*WRITTEN TASK*. Repeat, exactly and completely, the entries shown underneath.

*EXERCISE MATERIALS*.
+++

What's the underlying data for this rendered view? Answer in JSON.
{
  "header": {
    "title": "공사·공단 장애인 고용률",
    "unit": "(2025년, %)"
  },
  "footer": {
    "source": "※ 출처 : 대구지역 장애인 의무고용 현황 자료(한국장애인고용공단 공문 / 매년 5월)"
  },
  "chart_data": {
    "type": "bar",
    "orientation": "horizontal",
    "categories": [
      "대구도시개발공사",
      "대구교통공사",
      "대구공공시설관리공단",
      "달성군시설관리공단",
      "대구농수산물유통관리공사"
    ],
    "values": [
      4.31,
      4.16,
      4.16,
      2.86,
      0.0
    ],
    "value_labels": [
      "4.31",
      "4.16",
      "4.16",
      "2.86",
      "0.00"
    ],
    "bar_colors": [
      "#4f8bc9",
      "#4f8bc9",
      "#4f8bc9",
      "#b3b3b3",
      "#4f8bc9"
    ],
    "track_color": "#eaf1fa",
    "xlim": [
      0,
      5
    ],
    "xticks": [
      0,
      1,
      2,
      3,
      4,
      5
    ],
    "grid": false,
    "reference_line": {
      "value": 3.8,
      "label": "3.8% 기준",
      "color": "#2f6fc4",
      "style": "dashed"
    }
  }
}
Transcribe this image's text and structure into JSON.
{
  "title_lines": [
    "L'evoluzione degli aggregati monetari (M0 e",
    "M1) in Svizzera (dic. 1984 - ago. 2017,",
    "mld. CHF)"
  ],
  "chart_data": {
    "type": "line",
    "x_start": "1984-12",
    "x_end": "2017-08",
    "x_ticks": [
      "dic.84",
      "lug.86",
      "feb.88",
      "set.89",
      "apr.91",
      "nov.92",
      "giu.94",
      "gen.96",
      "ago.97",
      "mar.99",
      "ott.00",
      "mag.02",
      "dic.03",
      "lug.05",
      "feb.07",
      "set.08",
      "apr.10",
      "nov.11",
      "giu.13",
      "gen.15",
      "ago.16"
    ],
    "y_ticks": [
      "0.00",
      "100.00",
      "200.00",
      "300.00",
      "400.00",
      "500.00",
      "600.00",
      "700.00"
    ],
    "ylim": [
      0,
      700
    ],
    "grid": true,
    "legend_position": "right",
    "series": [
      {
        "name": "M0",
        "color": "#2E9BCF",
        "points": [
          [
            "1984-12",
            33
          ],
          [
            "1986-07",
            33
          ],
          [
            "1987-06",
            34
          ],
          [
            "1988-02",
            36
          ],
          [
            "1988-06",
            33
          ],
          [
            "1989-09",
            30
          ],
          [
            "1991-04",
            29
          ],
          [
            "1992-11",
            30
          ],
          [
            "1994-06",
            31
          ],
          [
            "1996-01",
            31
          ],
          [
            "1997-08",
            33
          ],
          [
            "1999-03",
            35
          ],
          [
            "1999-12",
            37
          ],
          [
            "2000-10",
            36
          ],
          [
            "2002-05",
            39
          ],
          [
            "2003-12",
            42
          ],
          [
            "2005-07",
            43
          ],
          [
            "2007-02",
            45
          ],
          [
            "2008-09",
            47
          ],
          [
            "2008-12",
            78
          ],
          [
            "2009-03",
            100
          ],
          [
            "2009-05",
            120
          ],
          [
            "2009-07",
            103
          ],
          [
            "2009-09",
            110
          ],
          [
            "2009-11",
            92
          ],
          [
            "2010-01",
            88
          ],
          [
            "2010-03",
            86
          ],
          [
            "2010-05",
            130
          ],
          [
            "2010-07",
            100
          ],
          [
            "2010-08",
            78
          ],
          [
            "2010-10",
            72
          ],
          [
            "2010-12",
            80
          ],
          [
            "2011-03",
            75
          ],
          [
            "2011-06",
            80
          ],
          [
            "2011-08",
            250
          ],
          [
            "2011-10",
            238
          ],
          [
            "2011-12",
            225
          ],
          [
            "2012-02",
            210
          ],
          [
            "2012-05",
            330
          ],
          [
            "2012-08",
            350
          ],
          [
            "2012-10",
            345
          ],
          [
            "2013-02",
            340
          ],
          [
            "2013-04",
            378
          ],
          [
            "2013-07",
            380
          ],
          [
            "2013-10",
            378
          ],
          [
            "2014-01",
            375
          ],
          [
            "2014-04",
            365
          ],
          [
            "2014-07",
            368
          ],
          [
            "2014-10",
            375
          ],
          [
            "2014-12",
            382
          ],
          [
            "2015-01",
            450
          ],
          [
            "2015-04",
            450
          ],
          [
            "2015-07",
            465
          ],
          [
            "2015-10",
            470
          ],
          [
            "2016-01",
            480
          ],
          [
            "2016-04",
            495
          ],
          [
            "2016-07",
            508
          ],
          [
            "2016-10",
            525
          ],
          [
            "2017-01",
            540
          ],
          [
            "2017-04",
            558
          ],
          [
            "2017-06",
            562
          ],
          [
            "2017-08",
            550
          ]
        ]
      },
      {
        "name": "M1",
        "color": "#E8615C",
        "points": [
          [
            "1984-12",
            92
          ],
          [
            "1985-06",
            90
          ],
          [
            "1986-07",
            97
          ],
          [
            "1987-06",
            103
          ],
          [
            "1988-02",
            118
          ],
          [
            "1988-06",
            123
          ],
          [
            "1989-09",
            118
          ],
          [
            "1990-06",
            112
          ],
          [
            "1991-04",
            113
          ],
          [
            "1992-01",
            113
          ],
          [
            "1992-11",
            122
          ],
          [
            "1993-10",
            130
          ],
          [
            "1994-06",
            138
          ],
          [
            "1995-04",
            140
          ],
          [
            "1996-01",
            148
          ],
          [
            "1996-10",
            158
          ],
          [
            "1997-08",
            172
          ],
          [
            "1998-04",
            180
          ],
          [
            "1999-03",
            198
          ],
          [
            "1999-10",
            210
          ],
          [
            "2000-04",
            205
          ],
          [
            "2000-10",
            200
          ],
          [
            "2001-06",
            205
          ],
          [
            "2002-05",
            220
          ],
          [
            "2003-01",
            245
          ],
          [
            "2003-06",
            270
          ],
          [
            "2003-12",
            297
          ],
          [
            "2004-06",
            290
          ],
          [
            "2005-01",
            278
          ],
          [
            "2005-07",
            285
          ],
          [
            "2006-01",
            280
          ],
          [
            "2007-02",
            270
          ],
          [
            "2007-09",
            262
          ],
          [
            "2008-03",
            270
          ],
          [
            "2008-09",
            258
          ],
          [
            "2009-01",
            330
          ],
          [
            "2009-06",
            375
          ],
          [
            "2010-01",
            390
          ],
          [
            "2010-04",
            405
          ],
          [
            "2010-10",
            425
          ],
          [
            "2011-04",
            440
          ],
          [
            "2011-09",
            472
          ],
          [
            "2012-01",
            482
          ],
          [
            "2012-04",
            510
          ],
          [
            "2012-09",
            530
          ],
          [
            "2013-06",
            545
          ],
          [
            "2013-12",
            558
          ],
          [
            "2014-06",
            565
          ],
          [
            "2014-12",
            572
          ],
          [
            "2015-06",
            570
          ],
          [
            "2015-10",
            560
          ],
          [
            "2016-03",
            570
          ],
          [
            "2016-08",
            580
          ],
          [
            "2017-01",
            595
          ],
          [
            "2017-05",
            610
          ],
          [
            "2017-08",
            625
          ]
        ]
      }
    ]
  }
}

+++

*ANSWER FOR THE TASK*.
What's the underlying data for this rendered view? Answer in JSON.
{
  "header": {
    "title": "공사·공단 장애인 고용률",
    "unit": "(2025년, %)"
  },
  "footer": {
    "source": "※ 출처 : 대구지역 장애인 의무고용 현황 자료(한국장애인고용공단 공문 / 매년 5월)"
  },
  "chart_data": {
    "type": "bar",
    "orientation": "horizontal",
    "categories": [
      "대구도시개발공사",
      "대구교통공사",
      "대구공공시설관리공단",
      "달성군시설관리공단",
      "대구농수산물유통관리공사"
    ],
    "values": [
      4.31,
      4.16,
      4.16,
      2.86,
      0.0
    ],
    "value_labels": [
      "4.31",
      "4.16",
      "4.16",
      "2.86",
      "0.00"
    ],
    "bar_colors": [
      "#4f8bc9",
      "#4f8bc9",
      "#4f8bc9",
      "#b3b3b3",
      "#4f8bc9"
    ],
    "track_color": "#eaf1fa",
    "xlim": [
      0,
      5
    ],
    "xticks": [
      0,
      1,
      2,
      3,
      4,
      5
    ],
    "grid": false,
    "reference_line": {
      "value": 3.8,
      "label": "3.8% 기준",
      "color": "#2f6fc4",
      "style": "dashed"
    }
  }
}
Transcribe this image's text and structure into JSON.
{
  "title_lines": [
    "L'evoluzione degli aggregati monetari (M0 e",
    "M1) in Svizzera (dic. 1984 - ago. 2017,",
    "mld. CHF)"
  ],
  "chart_data": {
    "type": "line",
    "x_start": "1984-12",
    "x_end": "2017-08",
    "x_ticks": [
      "dic.84",
      "lug.86",
      "feb.88",
      "set.89",
      "apr.91",
      "nov.92",
      "giu.94",
      "gen.96",
      "ago.97",
      "mar.99",
      "ott.00",
      "mag.02",
      "dic.03",
      "lug.05",
      "feb.07",
      "set.08",
      "apr.10",
      "nov.11",
      "giu.13",
      "gen.15",
      "ago.16"
    ],
    "y_ticks": [
      "0.00",
      "100.00",
      "200.00",
      "300.00",
      "400.00",
      "500.00",
      "600.00",
      "700.00"
    ],
    "ylim": [
      0,
      700
    ],
    "grid": true,
    "legend_position": "right",
    "series": [
      {
        "name": "M0",
        "color": "#2E9BCF",
        "points": [
          [
            "1984-12",
            33
          ],
          [
            "1986-07",
            33
          ],
          [
            "1987-06",
            34
          ],
          [
            "1988-02",
            36
          ],
          [
            "1988-06",
            33
          ],
          [
            "1989-09",
            30
          ],
          [
            "1991-04",
            29
          ],
          [
            "1992-11",
            30
          ],
          [
            "1994-06",
            31
          ],
          [
            "1996-01",
            31
          ],
          [
            "1997-08",
            33
          ],
          [
            "1999-03",
            35
          ],
          [
            "1999-12",
            37
          ],
          [
            "2000-10",
            36
          ],
          [
            "2002-05",
            39
          ],
          [
            "2003-12",
            42
          ],
          [
            "2005-07",
            43
          ],
          [
            "2007-02",
            45
          ],
          [
            "2008-09",
            47
          ],
          [
            "2008-12",
            78
          ],
          [
            "2009-03",
            100
          ],
          [
            "2009-05",
            120
          ],
          [
            "2009-07",
            103
          ],
          [
            "2009-09",
            110
          ],
          [
            "2009-11",
            92
          ],
          [
            "2010-01",
            88
          ],
          [
            "2010-03",
            86
          ],
          [
            "2010-05",
            130
          ],
          [
            "2010-07",
            100
          ],
          [
            "2010-08",
            78
          ],
          [
            "2010-10",
            72
          ],
          [
            "2010-12",
            80
          ],
          [
            "2011-03",
            75
          ],
          [
            "2011-06",
            80
          ],
          [
            "2011-08",
            250
          ],
          [
            "2011-10",
            238
          ],
          [
            "2011-12",
            225
          ],
          [
            "2012-02",
            210
          ],
          [
            "2012-05",
            330
          ],
          [
            "2012-08",
            350
          ],
          [
            "2012-10",
            345
          ],
          [
            "2013-02",
            340
          ],
          [
            "2013-04",
            378
          ],
          [
            "2013-07",
            380
          ],
          [
            "2013-10",
            378
          ],
          [
            "2014-01",
            375
          ],
          [
            "2014-04",
            365
          ],
          [
            "2014-07",
            368
          ],
          [
            "2014-10",
            375
          ],
          [
            "2014-12",
            382
          ],
          [
            "2015-01",
            450
          ],
          [
            "2015-04",
            450
          ],
          [
            "2015-07",
            465
          ],
          [
            "2015-10",
            470
          ],
          [
            "2016-01",
            480
          ],
          [
            "2016-04",
            495
          ],
          [
            "2016-07",
            508
          ],
          [
            "2016-10",
            525
          ],
          [
            "2017-01",
            540
          ],
          [
            "2017-04",
            558
          ],
          [
            "2017-06",
            562
          ],
          [
            "2017-08",
            550
          ]
        ]
      },
      {
        "name": "M1",
        "color": "#E8615C",
        "points": [
          [
            "1984-12",
            92
          ],
          [
            "1985-06",
            90
          ],
          [
            "1986-07",
            97
          ],
          [
            "1987-06",
            103
          ],
          [
            "1988-02",
            118
          ],
          [
            "1988-06",
            123
          ],
          [
            "1989-09",
            118
          ],
          [
            "1990-06",
            112
          ],
          [
            "1991-04",
            113
          ],
          [
            "1992-01",
            113
          ],
          [
            "1992-11",
            122
          ],
          [
            "1993-10",
            130
          ],
          [
            "1994-06",
            138
          ],
          [
            "1995-04",
            140
          ],
          [
            "1996-01",
            148
          ],
          [
            "1996-10",
            158
          ],
          [
            "1997-08",
            172
          ],
          [
            "1998-04",
            180
          ],
          [
            "1999-03",
            198
          ],
          [
            "1999-10",
            210
          ],
          [
            "2000-04",
            205
          ],
          [
            "2000-10",
            200
          ],
          [
            "2001-06",
            205
          ],
          [
            "2002-05",
            220
          ],
          [
            "2003-01",
            245
          ],
          [
            "2003-06",
            270
          ],
          [
            "2003-12",
            297
          ],
          [
            "2004-06",
            290
          ],
          [
            "2005-01",
            278
          ],
          [
            "2005-07",
            285
          ],
          [
            "2006-01",
            280
          ],
          [
            "2007-02",
            270
          ],
          [
            "2007-09",
            262
          ],
          [
            "2008-03",
            270
          ],
          [
            "2008-09",
            258
          ],
          [
            "2009-01",
            330
          ],
          [
            "2009-06",
            375
          ],
          [
            "2010-01",
            390
          ],
          [
            "2010-04",
            405
          ],
          [
            "2010-10",
            425
          ],
          [
            "2011-04",
            440
          ],
          [
            "2011-09",
            472
          ],
          [
            "2012-01",
            482
          ],
          [
            "2012-04",
            510
          ],
          [
            "2012-09",
            530
          ],
          [
            "2013-06",
            545
          ],
          [
            "2013-12",
            558
          ],
          [
            "2014-06",
            565
          ],
          [
            "2014-12",
            572
          ],
          [
            "2015-06",
            570
          ],
          [
            "2015-10",
            560
          ],
          [
            "2016-03",
            570
          ],
          [
            "2016-08",
            580
          ],
          [
            "2017-01",
            595
          ],
          [
            "2017-05",
            610
          ],
          [
            "2017-08",
            625
          ]
        ]
      }
    ]
  }
}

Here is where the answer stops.